==== EXCERPTED DATA ====

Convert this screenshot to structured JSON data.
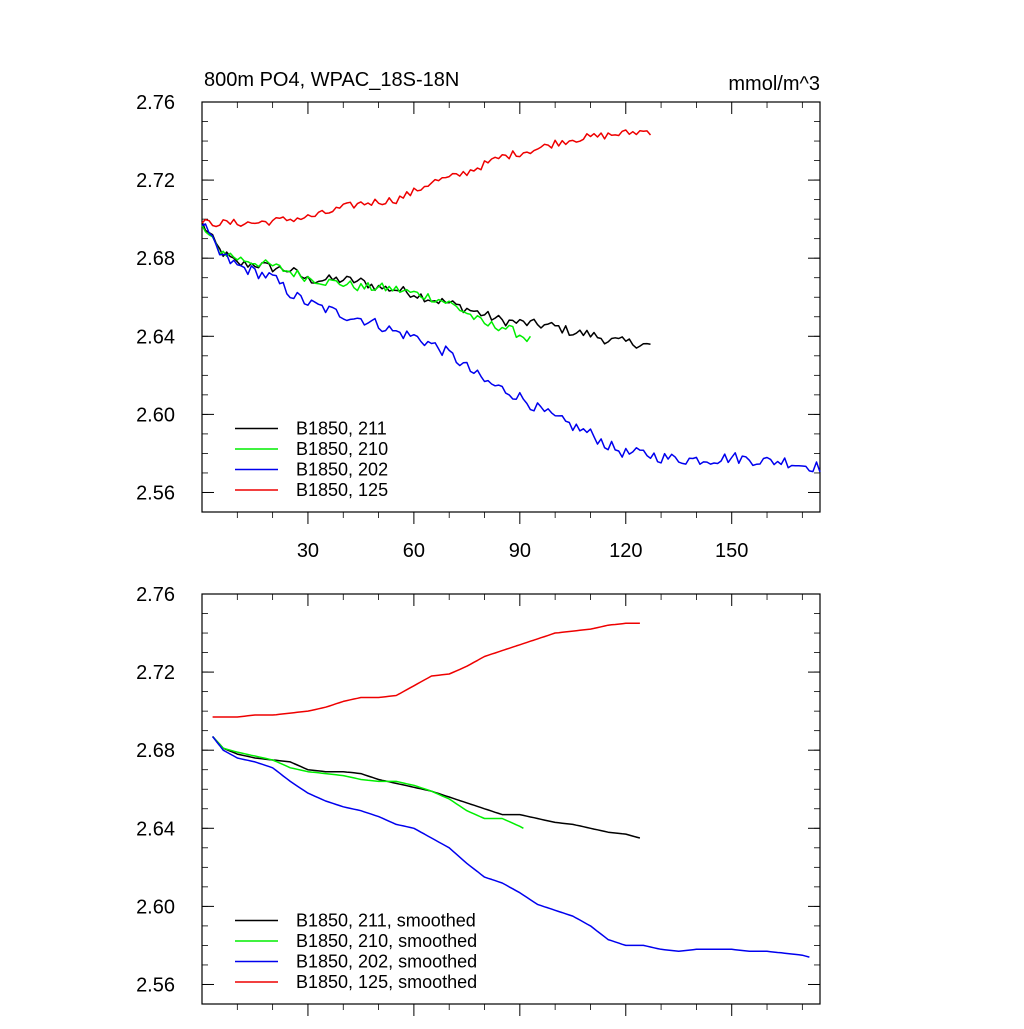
{
  "chart_data": [
    {
      "type": "line",
      "title": "800m PO4, WPAC_18S-18N",
      "units": "mmol/m^3",
      "ylim": [
        2.55,
        2.76
      ],
      "xlim": [
        0,
        175
      ],
      "yticks": [
        2.56,
        2.6,
        2.64,
        2.68,
        2.72,
        2.76
      ],
      "ytick_labels": [
        "2.56",
        "2.60",
        "2.64",
        "2.68",
        "2.72",
        "2.76"
      ],
      "xticks": [
        30,
        60,
        90,
        120,
        150
      ],
      "xtick_labels": [
        "30",
        "60",
        "90",
        "120",
        "150"
      ],
      "legend_position": "bottom-left",
      "grid": false,
      "series": [
        {
          "name": "B1850, 211",
          "color": "#000000",
          "noise": 0.0025,
          "points": [
            [
              0,
              2.698
            ],
            [
              5,
              2.684
            ],
            [
              10,
              2.677
            ],
            [
              15,
              2.677
            ],
            [
              20,
              2.675
            ],
            [
              25,
              2.674
            ],
            [
              30,
              2.669
            ],
            [
              35,
              2.669
            ],
            [
              40,
              2.669
            ],
            [
              45,
              2.668
            ],
            [
              50,
              2.665
            ],
            [
              55,
              2.664
            ],
            [
              60,
              2.662
            ],
            [
              65,
              2.659
            ],
            [
              70,
              2.657
            ],
            [
              75,
              2.654
            ],
            [
              80,
              2.651
            ],
            [
              85,
              2.648
            ],
            [
              90,
              2.647
            ],
            [
              95,
              2.646
            ],
            [
              100,
              2.645
            ],
            [
              105,
              2.642
            ],
            [
              110,
              2.641
            ],
            [
              115,
              2.638
            ],
            [
              120,
              2.637
            ],
            [
              125,
              2.636
            ],
            [
              127,
              2.635
            ]
          ]
        },
        {
          "name": "B1850, 210",
          "color": "#00ee00",
          "noise": 0.0025,
          "points": [
            [
              0,
              2.696
            ],
            [
              5,
              2.684
            ],
            [
              10,
              2.68
            ],
            [
              15,
              2.678
            ],
            [
              20,
              2.676
            ],
            [
              25,
              2.673
            ],
            [
              30,
              2.67
            ],
            [
              35,
              2.668
            ],
            [
              40,
              2.667
            ],
            [
              45,
              2.665
            ],
            [
              50,
              2.665
            ],
            [
              55,
              2.664
            ],
            [
              60,
              2.662
            ],
            [
              65,
              2.66
            ],
            [
              70,
              2.657
            ],
            [
              75,
              2.652
            ],
            [
              80,
              2.646
            ],
            [
              85,
              2.645
            ],
            [
              90,
              2.641
            ],
            [
              93,
              2.638
            ]
          ]
        },
        {
          "name": "B1850, 202",
          "color": "#0000ee",
          "noise": 0.003,
          "points": [
            [
              0,
              2.698
            ],
            [
              5,
              2.682
            ],
            [
              10,
              2.676
            ],
            [
              15,
              2.673
            ],
            [
              20,
              2.67
            ],
            [
              25,
              2.662
            ],
            [
              30,
              2.657
            ],
            [
              35,
              2.654
            ],
            [
              40,
              2.651
            ],
            [
              45,
              2.649
            ],
            [
              50,
              2.646
            ],
            [
              55,
              2.642
            ],
            [
              60,
              2.64
            ],
            [
              65,
              2.636
            ],
            [
              70,
              2.631
            ],
            [
              75,
              2.624
            ],
            [
              80,
              2.617
            ],
            [
              85,
              2.613
            ],
            [
              90,
              2.609
            ],
            [
              95,
              2.603
            ],
            [
              100,
              2.598
            ],
            [
              105,
              2.594
            ],
            [
              110,
              2.59
            ],
            [
              115,
              2.584
            ],
            [
              120,
              2.58
            ],
            [
              125,
              2.58
            ],
            [
              130,
              2.578
            ],
            [
              135,
              2.577
            ],
            [
              140,
              2.577
            ],
            [
              145,
              2.577
            ],
            [
              150,
              2.578
            ],
            [
              155,
              2.577
            ],
            [
              160,
              2.576
            ],
            [
              165,
              2.576
            ],
            [
              170,
              2.574
            ],
            [
              175,
              2.573
            ]
          ]
        },
        {
          "name": "B1850, 125",
          "color": "#ee0000",
          "noise": 0.002,
          "points": [
            [
              0,
              2.698
            ],
            [
              5,
              2.698
            ],
            [
              10,
              2.698
            ],
            [
              15,
              2.698
            ],
            [
              20,
              2.699
            ],
            [
              25,
              2.7
            ],
            [
              30,
              2.701
            ],
            [
              35,
              2.703
            ],
            [
              40,
              2.706
            ],
            [
              45,
              2.708
            ],
            [
              50,
              2.709
            ],
            [
              55,
              2.71
            ],
            [
              60,
              2.714
            ],
            [
              65,
              2.719
            ],
            [
              70,
              2.721
            ],
            [
              75,
              2.724
            ],
            [
              80,
              2.728
            ],
            [
              85,
              2.732
            ],
            [
              90,
              2.734
            ],
            [
              95,
              2.736
            ],
            [
              100,
              2.739
            ],
            [
              105,
              2.741
            ],
            [
              110,
              2.742
            ],
            [
              115,
              2.743
            ],
            [
              120,
              2.744
            ],
            [
              125,
              2.745
            ],
            [
              127,
              2.745
            ]
          ]
        }
      ]
    },
    {
      "type": "line",
      "title": "",
      "ylim": [
        2.55,
        2.76
      ],
      "xlim": [
        0,
        175
      ],
      "yticks": [
        2.56,
        2.6,
        2.64,
        2.68,
        2.72,
        2.76
      ],
      "ytick_labels": [
        "2.56",
        "2.60",
        "2.64",
        "2.68",
        "2.72",
        "2.76"
      ],
      "xticks": [
        30,
        60,
        90,
        120,
        150
      ],
      "legend_position": "bottom-left",
      "grid": false,
      "series": [
        {
          "name": "B1850, 211, smoothed",
          "color": "#000000",
          "noise": 0,
          "points": [
            [
              3,
              2.687
            ],
            [
              6,
              2.681
            ],
            [
              10,
              2.678
            ],
            [
              15,
              2.676
            ],
            [
              20,
              2.675
            ],
            [
              25,
              2.674
            ],
            [
              30,
              2.67
            ],
            [
              35,
              2.669
            ],
            [
              40,
              2.669
            ],
            [
              45,
              2.668
            ],
            [
              50,
              2.665
            ],
            [
              55,
              2.663
            ],
            [
              60,
              2.661
            ],
            [
              65,
              2.659
            ],
            [
              70,
              2.656
            ],
            [
              75,
              2.653
            ],
            [
              80,
              2.65
            ],
            [
              85,
              2.647
            ],
            [
              90,
              2.647
            ],
            [
              95,
              2.645
            ],
            [
              100,
              2.643
            ],
            [
              105,
              2.642
            ],
            [
              110,
              2.64
            ],
            [
              115,
              2.638
            ],
            [
              120,
              2.637
            ],
            [
              124,
              2.635
            ]
          ]
        },
        {
          "name": "B1850, 210, smoothed",
          "color": "#00ee00",
          "noise": 0,
          "points": [
            [
              3,
              2.687
            ],
            [
              6,
              2.681
            ],
            [
              10,
              2.679
            ],
            [
              15,
              2.677
            ],
            [
              20,
              2.675
            ],
            [
              25,
              2.671
            ],
            [
              30,
              2.669
            ],
            [
              35,
              2.668
            ],
            [
              40,
              2.667
            ],
            [
              45,
              2.665
            ],
            [
              50,
              2.664
            ],
            [
              55,
              2.664
            ],
            [
              60,
              2.662
            ],
            [
              65,
              2.659
            ],
            [
              70,
              2.655
            ],
            [
              75,
              2.649
            ],
            [
              80,
              2.645
            ],
            [
              85,
              2.645
            ],
            [
              90,
              2.641
            ],
            [
              91,
              2.64
            ]
          ]
        },
        {
          "name": "B1850, 202, smoothed",
          "color": "#0000ee",
          "noise": 0,
          "points": [
            [
              3,
              2.687
            ],
            [
              6,
              2.68
            ],
            [
              10,
              2.676
            ],
            [
              15,
              2.674
            ],
            [
              20,
              2.671
            ],
            [
              25,
              2.664
            ],
            [
              30,
              2.658
            ],
            [
              35,
              2.654
            ],
            [
              40,
              2.651
            ],
            [
              45,
              2.649
            ],
            [
              50,
              2.646
            ],
            [
              55,
              2.642
            ],
            [
              60,
              2.64
            ],
            [
              65,
              2.635
            ],
            [
              70,
              2.63
            ],
            [
              75,
              2.622
            ],
            [
              80,
              2.615
            ],
            [
              85,
              2.612
            ],
            [
              90,
              2.607
            ],
            [
              95,
              2.601
            ],
            [
              100,
              2.598
            ],
            [
              105,
              2.595
            ],
            [
              110,
              2.59
            ],
            [
              115,
              2.583
            ],
            [
              120,
              2.58
            ],
            [
              125,
              2.58
            ],
            [
              130,
              2.578
            ],
            [
              135,
              2.577
            ],
            [
              140,
              2.578
            ],
            [
              145,
              2.578
            ],
            [
              150,
              2.578
            ],
            [
              155,
              2.577
            ],
            [
              160,
              2.577
            ],
            [
              165,
              2.576
            ],
            [
              170,
              2.575
            ],
            [
              172,
              2.574
            ]
          ]
        },
        {
          "name": "B1850, 125, smoothed",
          "color": "#ee0000",
          "noise": 0,
          "points": [
            [
              3,
              2.697
            ],
            [
              10,
              2.697
            ],
            [
              15,
              2.698
            ],
            [
              20,
              2.698
            ],
            [
              25,
              2.699
            ],
            [
              30,
              2.7
            ],
            [
              35,
              2.702
            ],
            [
              40,
              2.705
            ],
            [
              45,
              2.707
            ],
            [
              50,
              2.707
            ],
            [
              55,
              2.708
            ],
            [
              60,
              2.713
            ],
            [
              65,
              2.718
            ],
            [
              70,
              2.719
            ],
            [
              75,
              2.723
            ],
            [
              80,
              2.728
            ],
            [
              85,
              2.731
            ],
            [
              90,
              2.734
            ],
            [
              95,
              2.737
            ],
            [
              100,
              2.74
            ],
            [
              105,
              2.741
            ],
            [
              110,
              2.742
            ],
            [
              115,
              2.744
            ],
            [
              120,
              2.745
            ],
            [
              124,
              2.745
            ]
          ]
        }
      ]
    }
  ]
}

====

WORK TO BE COMPLETED: Show all lines in the entries above where the word "smoothed" appears.

WRITTEN ANSWER:
          "name": "B1850, 211, smoothed",
          "name": "B1850, 210, smoothed",
          "name": "B1850, 202, smoothed",
          "name": "B1850, 125, smoothed",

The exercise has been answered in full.